### PROVIDED INFORMATION
=== Section Start ===

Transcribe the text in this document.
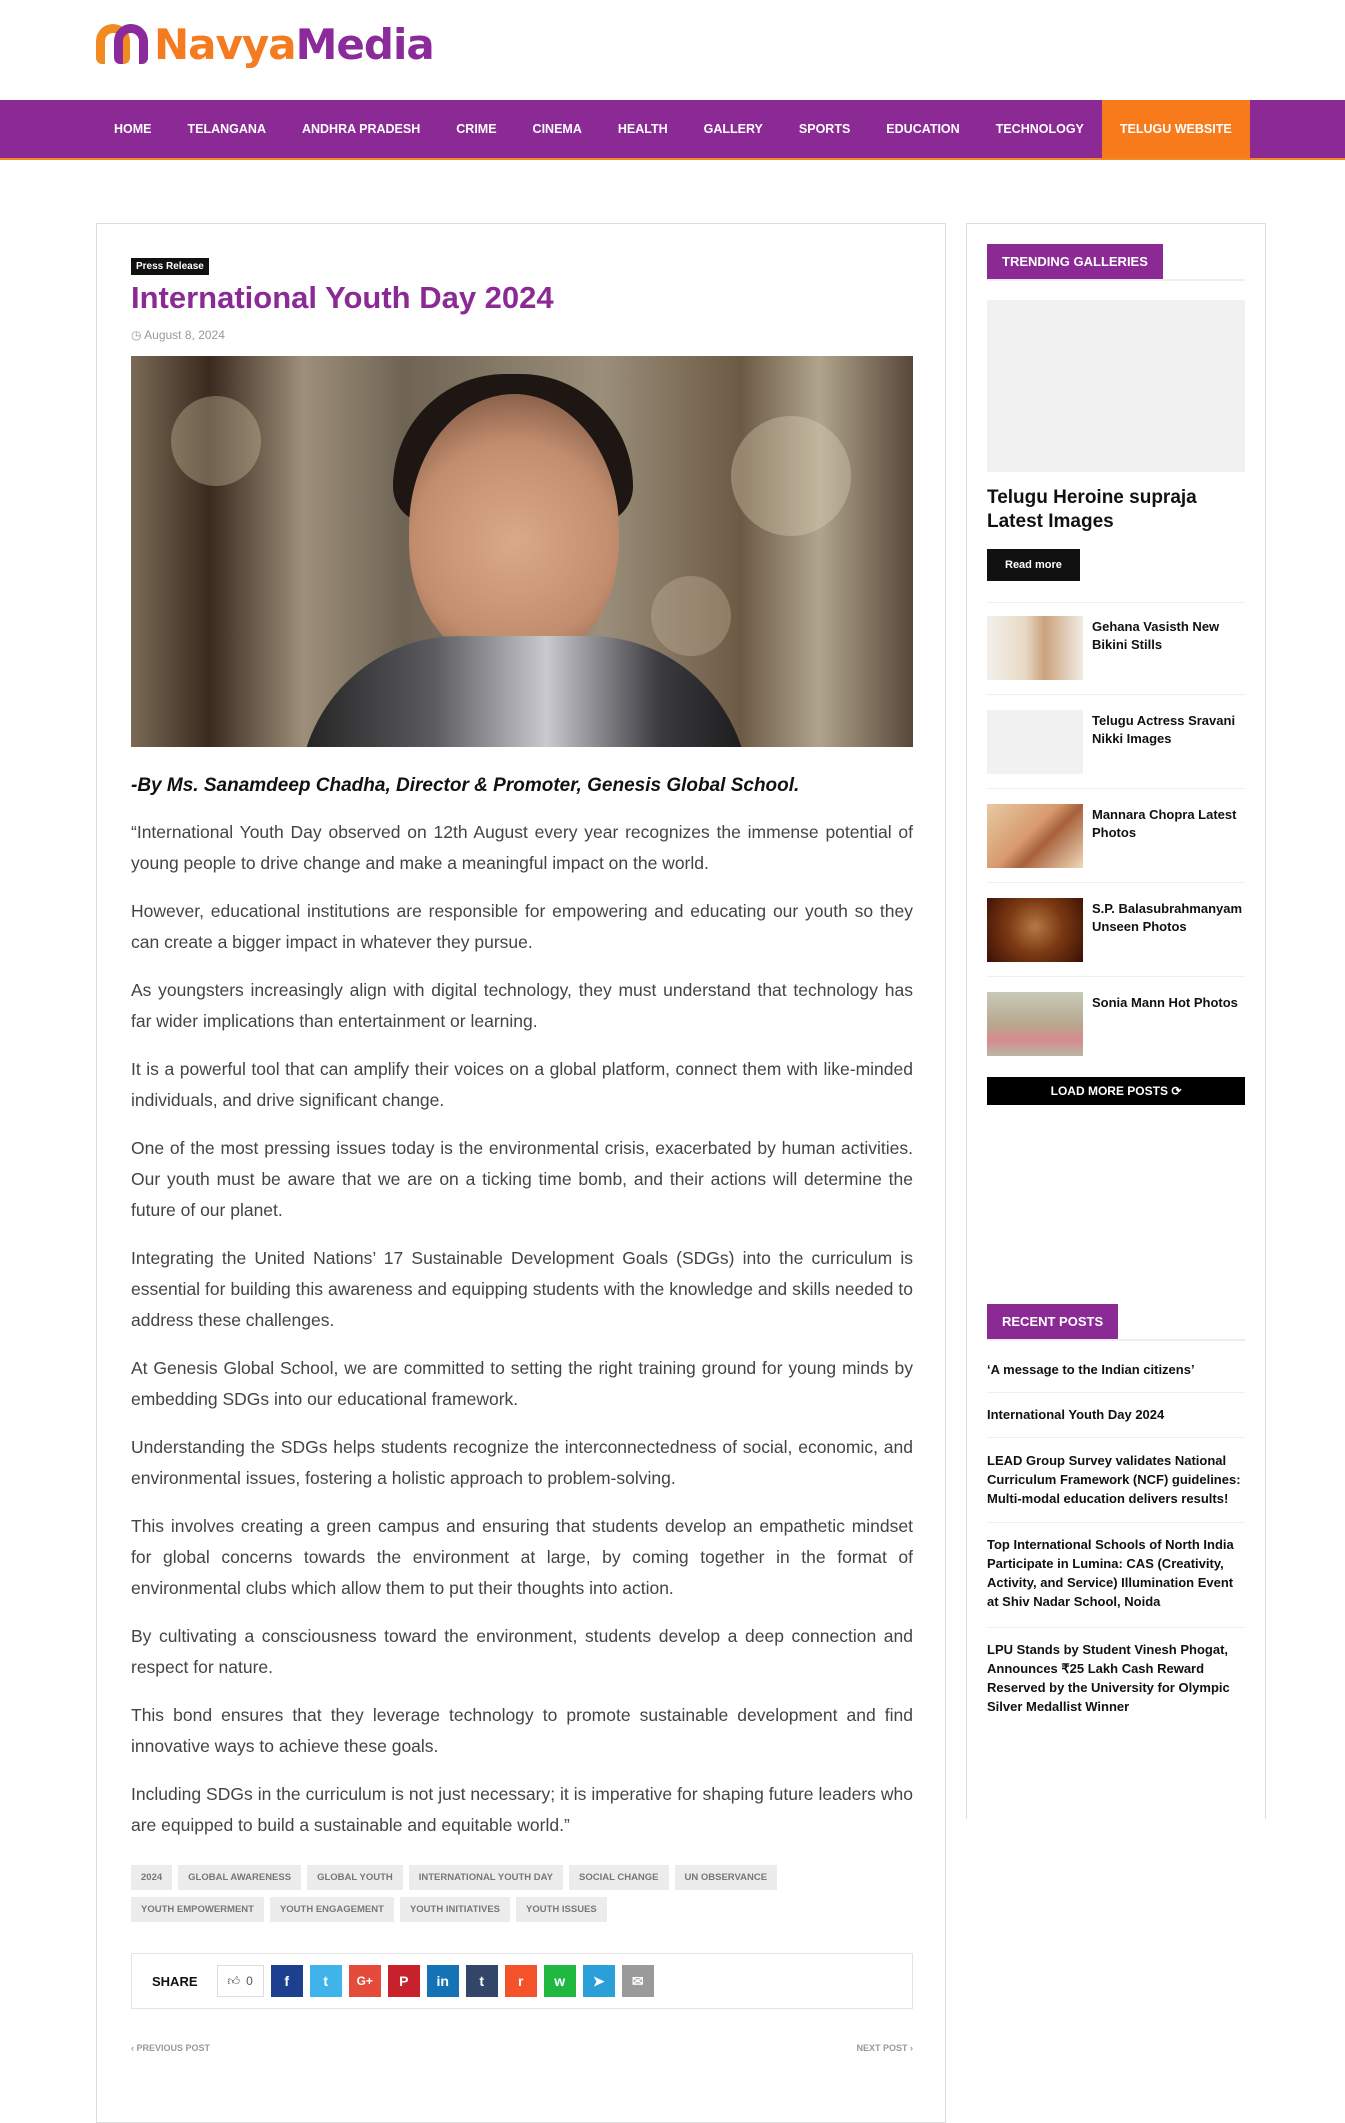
NavyaMedia
HOME	TELANGANA	ANDHRA PRADESH	CRIME	CINEMA	HEALTH	GALLERY	SPORTS	EDUCATION	TECHNOLOGY	TELUGU WEBSITE
Press Release
International Youth Day 2024
◷ August 8, 2024
-By Ms. Sanamdeep Chadha, Director & Promoter, Genesis Global School.

“International Youth Day observed on 12th August every year recognizes the immense potential of young people to drive change and make a meaningful impact on the world.

However, educational institutions are responsible for empowering and educating our youth so they can create a bigger impact in whatever they pursue.

As youngsters increasingly align with digital technology, they must understand that technology has far wider implications than entertainment or learning.

It is a powerful tool that can amplify their voices on a global platform, connect them with like-minded individuals, and drive significant change.

One of the most pressing issues today is the environmental crisis, exacerbated by human activities. Our youth must be aware that we are on a ticking time bomb, and their actions will determine the future of our planet.

Integrating the United Nations’ 17 Sustainable Development Goals (SDGs) into the curriculum is essential for building this awareness and equipping students with the knowledge and skills needed to address these challenges.

At Genesis Global School, we are committed to setting the right training ground for young minds by embedding SDGs into our educational framework.

Understanding the SDGs helps students recognize the interconnectedness of social, economic, and environmental issues, fostering a holistic approach to problem-solving.

This involves creating a green campus and ensuring that students develop an empathetic mindset for global concerns towards the environment at large, by coming together in the format of environmental clubs which allow them to put their thoughts into action.

By cultivating a consciousness toward the environment, students develop a deep connection and respect for nature.

This bond ensures that they leverage technology to promote sustainable development and find innovative ways to achieve these goals.

Including SDGs in the curriculum is not just necessary; it is imperative for shaping future leaders who are equipped to build a sustainable and equitable world.”

2024	GLOBAL AWARENESS	GLOBAL YOUTH	INTERNATIONAL YOUTH DAY	SOCIAL CHANGE	UN OBSERVANCE
YOUTH EMPOWERMENT	YOUTH ENGAGEMENT	YOUTH INITIATIVES	YOUTH ISSUES
SHARE	👍︎ 0	f	t	G+	P	in	t	r	w	➤	✉
‹ PREVIOUS POST	NEXT POST ›
TRENDING GALLERIES
Telugu Heroine supraja Latest Images
Read more
Gehana Vasisth New Bikini Stills
Telugu Actress Sravani Nikki Images
Mannara Chopra Latest Photos
S.P. Balasubrahmanyam Unseen Photos
Sonia Mann Hot Photos
LOAD MORE POSTS ⟳
RECENT POSTS
‘A message to the Indian citizens’
International Youth Day 2024
LEAD Group Survey validates National Curriculum Framework (NCF) guidelines: Multi-modal education delivers results!
Top International Schools of North India Participate in Lumina: CAS (Creativity, Activity, and Service) Illumination Event at Shiv Nadar School, Noida
LPU Stands by Student Vinesh Phogat, Announces ₹25 Lakh Cash Reward Reserved by the University for Olympic Silver Medallist Winner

=== Section End ===

### REQUIRED WORK
The lines to copy are those in the records above containing the word "they".

### RESULT FOR THIS TASK
However, educational institutions are responsible for empowering and educating our youth so they can create a bigger impact in whatever they pursue.
As youngsters increasingly align with digital technology, they must understand that technology has far wider implications than entertainment or learning.
This bond ensures that they leverage technology to promote sustainable development and find innovative ways to achieve these goals.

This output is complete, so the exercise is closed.